**GIVEN TASK 1:** In the article on Regular Show: The Movie, what date did the film first air on television?
**GIVEN TASK 2:** Please repeat the part of the article on Regular Show: The Movie that opens with "The film premiered" and closes with "Big Picture Show.", renaming "theater" to "cinema".

───── READING PASSAGE

Regular Show: The Movie is a 2015 American animated science fiction comedy film based on the animated series Regular Show. Produced by Cartoon Network Studios, the film was directed by J. G. Quintel and features the voices of William Salyers, Quintel, Sam Marin, and Mark Hamill reprising their respective roles from the series, with Jason Mantzoukas and David Koechner joining the cast. The film follows Mordecai and Rigby, along with their groundskeeping co-workers Benson, Pops, Muscle Man, Hi-Five Ghost and Skips, as they embark on a mission to save the universe, and their friendship, from a vengeful volleyball coach.

The film premiered on August 14, 2015, at The Downtown Independent theater in Los Angeles, where it was shown until August 20, 2015. The film was released digitally on September 1, 2015, on DVD on October 13, 2015, and ultimately had its television premiere on November 25, 2015, on Cartoon Network. The events of the film take place during the seventh season of the show. Regular Show: The Movie was the first Cartoon Network original film since 2009's Ed, Edd n Eddy's Big Picture Show.

Plot

In the distant future, Rigby leads Benson, Skips, Hi-Five Ghost, Muscle Man, and Pops against a madman named Mr. Ross, who is plotting to erase all of time. They find Mr. Ross' weapon is guarded by a cyborg version of Mordecai, who attempts to kill Rigby for a transgression he did in the past. The entire team is killed except for Rigby, who escapes using a timeship to travel to the past, though not before Mordecai mortally shoots him.

In the present, Mordecai and Rigby barely convince Benson not to fire them after running late due to Rigby's idea to get breakfast burritos. When the timeship crash lands in the park, future Rigby appears to tell Mordecai, Rigby and their co-workers that when Mordecai and Rigby were in high school, they built a time machine that backfired and created a "Time-nado", a tornado with the ability to travel through space and time and create portals through time, which was later harnessed and weaponized by their former science teacher and volleyball coach, Mr. Ross, who was held responsible for the incident and arrested. Before dying, future Rigby also reveals future Mordecai shot him, shocking the group, and tells Rigby that he will soon have to reveal a secret from his past to save the universe, even if it costs him his friendship with Mordecai. When questioned for details, Mordecai explains they created the time machine because Rigby got into their dream college, College University, but he did not.

──────────
───── LISTED RECORDS

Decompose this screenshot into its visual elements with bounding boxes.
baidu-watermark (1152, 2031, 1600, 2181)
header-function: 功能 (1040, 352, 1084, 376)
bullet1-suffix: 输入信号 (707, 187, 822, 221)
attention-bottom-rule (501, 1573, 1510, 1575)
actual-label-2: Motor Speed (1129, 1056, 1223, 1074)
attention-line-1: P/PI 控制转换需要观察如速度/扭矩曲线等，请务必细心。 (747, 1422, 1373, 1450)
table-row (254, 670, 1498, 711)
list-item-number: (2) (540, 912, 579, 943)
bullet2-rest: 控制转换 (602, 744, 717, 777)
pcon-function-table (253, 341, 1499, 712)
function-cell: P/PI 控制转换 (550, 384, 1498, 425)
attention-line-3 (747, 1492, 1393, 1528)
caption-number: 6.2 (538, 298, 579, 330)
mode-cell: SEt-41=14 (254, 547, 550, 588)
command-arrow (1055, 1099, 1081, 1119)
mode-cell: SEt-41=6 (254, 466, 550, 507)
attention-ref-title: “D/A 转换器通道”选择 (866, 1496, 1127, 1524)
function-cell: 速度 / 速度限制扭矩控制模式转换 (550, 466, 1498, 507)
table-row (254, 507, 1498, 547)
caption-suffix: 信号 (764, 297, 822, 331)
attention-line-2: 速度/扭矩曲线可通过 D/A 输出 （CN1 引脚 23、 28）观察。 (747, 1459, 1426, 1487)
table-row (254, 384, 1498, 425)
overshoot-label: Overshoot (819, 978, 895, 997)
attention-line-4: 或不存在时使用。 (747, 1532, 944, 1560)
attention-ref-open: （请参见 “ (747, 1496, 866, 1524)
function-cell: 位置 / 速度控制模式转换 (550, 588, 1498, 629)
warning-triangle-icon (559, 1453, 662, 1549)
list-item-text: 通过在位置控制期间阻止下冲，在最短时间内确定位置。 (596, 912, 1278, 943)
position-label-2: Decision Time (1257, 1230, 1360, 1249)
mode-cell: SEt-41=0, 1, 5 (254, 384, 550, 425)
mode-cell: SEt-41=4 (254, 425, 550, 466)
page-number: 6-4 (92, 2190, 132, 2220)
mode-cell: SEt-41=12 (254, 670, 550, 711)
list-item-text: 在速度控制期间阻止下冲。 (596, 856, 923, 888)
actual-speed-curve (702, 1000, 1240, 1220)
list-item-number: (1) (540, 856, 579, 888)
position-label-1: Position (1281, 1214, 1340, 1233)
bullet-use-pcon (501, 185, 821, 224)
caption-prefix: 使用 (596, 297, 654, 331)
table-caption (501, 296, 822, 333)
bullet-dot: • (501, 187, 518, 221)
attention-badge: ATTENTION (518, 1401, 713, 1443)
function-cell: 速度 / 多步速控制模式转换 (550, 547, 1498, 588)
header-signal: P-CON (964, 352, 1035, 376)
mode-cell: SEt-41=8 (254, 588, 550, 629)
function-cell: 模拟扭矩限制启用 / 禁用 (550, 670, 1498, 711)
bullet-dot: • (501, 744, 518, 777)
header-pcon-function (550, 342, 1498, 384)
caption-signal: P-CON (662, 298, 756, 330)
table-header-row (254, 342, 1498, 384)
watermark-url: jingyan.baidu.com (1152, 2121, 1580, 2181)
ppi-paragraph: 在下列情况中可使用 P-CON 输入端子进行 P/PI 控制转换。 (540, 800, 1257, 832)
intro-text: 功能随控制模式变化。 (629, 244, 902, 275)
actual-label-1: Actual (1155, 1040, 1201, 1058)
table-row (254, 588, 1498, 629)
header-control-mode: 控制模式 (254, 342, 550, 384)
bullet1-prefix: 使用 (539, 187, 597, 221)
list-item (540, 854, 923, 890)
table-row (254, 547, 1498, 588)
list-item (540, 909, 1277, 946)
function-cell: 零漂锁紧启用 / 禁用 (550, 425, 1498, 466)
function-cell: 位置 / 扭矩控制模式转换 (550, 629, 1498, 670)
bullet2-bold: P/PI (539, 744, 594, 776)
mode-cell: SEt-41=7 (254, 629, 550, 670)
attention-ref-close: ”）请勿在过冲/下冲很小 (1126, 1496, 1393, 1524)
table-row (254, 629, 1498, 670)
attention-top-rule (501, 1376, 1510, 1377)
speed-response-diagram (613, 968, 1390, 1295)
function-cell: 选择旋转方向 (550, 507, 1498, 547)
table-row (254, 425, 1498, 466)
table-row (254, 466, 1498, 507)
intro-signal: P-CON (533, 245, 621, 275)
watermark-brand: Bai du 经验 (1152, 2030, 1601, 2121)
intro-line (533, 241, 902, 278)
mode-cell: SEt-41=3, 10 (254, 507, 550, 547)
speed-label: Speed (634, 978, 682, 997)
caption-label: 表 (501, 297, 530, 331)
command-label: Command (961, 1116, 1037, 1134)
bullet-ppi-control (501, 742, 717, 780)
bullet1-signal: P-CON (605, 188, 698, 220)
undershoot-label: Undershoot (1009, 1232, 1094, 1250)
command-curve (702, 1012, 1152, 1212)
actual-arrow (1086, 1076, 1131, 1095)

──────────

**WORKED ANSWER 1:** November 25, 2015, on Cartoon Network.

**WORKED ANSWER 2:**
The film premiered on August 14, 2015, at The Downtown Independent cinema in Los Angeles, where it was shown until August 20, 2015. The film was released digitally on September 1, 2015, on DVD on October 13, 2015, and ultimately had its television premiere on November 25, 2015, on Cartoon Network. The events of the film take place during the seventh season of the show. Regular Show: The Movie was the first Cartoon Network original film since 2009's Ed, Edd n Eddy's Big Picture Show.